▸ **WORK REQUIRED**:
Draw out every line with the word "selera" from the listing below.

▸ **EXTRACTED INFORMATION**:
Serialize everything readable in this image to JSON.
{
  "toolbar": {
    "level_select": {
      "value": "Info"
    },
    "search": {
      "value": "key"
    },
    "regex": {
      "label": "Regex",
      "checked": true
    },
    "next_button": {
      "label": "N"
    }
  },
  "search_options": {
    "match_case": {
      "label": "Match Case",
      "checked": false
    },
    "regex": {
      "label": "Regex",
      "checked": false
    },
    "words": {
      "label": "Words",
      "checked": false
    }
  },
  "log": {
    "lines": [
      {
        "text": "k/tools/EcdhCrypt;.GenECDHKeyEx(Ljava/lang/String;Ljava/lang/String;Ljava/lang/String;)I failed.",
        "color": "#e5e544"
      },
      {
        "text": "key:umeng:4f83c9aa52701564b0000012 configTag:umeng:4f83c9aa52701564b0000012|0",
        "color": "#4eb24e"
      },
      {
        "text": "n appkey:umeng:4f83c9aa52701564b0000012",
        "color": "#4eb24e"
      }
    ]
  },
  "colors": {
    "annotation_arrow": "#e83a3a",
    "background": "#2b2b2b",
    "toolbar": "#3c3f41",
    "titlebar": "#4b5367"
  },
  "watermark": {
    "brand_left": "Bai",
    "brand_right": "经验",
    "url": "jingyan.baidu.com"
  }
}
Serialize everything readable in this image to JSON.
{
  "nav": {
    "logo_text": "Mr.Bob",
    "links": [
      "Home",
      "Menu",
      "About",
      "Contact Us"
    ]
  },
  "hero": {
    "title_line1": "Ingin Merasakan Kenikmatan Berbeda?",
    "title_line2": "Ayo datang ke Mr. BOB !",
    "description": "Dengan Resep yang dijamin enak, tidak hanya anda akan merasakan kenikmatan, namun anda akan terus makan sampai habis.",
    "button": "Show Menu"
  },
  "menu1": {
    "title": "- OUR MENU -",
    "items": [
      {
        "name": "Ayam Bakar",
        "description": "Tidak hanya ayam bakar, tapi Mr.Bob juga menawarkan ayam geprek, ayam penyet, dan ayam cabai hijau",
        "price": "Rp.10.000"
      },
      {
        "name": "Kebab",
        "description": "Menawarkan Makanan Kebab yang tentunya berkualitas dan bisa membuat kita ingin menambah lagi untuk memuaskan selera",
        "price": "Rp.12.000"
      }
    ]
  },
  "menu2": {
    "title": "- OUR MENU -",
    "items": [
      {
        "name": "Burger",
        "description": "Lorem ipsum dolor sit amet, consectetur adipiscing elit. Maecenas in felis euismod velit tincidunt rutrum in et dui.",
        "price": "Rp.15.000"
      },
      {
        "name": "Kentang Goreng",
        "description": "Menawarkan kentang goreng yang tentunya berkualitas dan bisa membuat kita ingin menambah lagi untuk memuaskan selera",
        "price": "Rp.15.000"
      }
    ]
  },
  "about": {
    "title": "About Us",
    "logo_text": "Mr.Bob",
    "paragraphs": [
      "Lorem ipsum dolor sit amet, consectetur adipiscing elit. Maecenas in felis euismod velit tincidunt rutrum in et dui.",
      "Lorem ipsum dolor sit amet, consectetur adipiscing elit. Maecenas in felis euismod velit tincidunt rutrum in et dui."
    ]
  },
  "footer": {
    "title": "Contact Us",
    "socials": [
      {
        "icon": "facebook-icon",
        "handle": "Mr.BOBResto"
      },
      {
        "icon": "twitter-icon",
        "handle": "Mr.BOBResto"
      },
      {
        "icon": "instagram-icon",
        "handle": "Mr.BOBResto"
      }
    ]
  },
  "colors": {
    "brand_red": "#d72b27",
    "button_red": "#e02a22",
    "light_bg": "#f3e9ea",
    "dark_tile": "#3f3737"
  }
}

▸ **RESPONSE TO THE TASK**:
        "description": "Menawarkan Makanan Kebab yang tentunya berkualitas dan bisa membuat kita ingin menambah lagi untuk memuaskan selera",
        "description": "Menawarkan kentang goreng yang tentunya berkualitas dan bisa membuat kita ingin menambah lagi untuk memuaskan selera",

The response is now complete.